# [What is required]
Look through the data below and, wherever a line carries the word "relative", please copy that line.

[Collected data]
=-=-=
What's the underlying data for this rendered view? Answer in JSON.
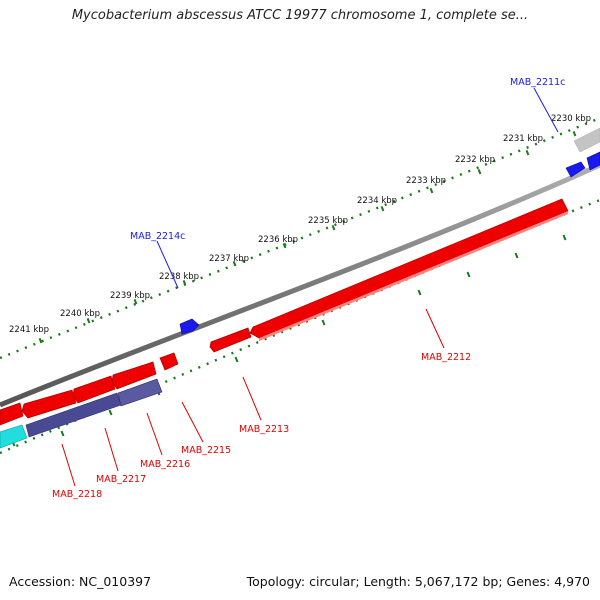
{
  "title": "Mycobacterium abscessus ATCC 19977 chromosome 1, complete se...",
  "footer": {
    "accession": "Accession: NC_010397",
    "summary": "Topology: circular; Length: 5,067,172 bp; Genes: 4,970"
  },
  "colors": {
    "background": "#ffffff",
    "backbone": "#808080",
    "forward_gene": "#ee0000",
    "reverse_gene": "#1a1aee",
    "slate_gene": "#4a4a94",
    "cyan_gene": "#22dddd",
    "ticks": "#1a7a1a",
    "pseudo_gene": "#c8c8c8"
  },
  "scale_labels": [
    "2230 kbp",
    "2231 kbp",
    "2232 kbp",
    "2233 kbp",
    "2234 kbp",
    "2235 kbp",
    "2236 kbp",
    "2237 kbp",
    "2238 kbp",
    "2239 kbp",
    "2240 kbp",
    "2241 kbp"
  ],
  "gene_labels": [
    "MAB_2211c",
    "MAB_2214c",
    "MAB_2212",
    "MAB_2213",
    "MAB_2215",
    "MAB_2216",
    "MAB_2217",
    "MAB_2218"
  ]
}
=-=-=
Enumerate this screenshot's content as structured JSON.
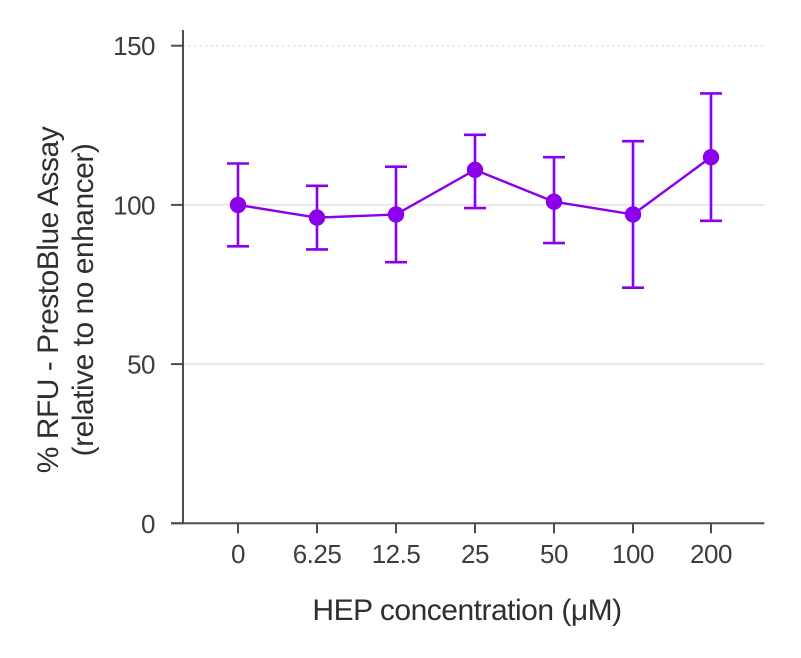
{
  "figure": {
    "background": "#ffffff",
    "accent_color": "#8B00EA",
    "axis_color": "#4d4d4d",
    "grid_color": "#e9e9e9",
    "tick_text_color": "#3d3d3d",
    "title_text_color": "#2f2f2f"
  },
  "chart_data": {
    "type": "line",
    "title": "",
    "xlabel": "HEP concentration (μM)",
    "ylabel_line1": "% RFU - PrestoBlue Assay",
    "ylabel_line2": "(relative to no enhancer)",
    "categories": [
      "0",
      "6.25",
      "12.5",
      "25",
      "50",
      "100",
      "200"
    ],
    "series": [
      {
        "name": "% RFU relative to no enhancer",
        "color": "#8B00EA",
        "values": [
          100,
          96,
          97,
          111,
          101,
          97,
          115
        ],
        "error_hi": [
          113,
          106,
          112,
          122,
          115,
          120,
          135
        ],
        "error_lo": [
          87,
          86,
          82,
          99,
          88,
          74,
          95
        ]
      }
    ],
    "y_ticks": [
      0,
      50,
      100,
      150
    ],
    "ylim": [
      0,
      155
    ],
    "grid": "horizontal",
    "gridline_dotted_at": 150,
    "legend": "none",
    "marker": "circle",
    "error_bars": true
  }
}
=-=-=
# [Exercise response]
    "ylabel_line2": "(relative to no enhancer)",
        "name": "% RFU relative to no enhancer",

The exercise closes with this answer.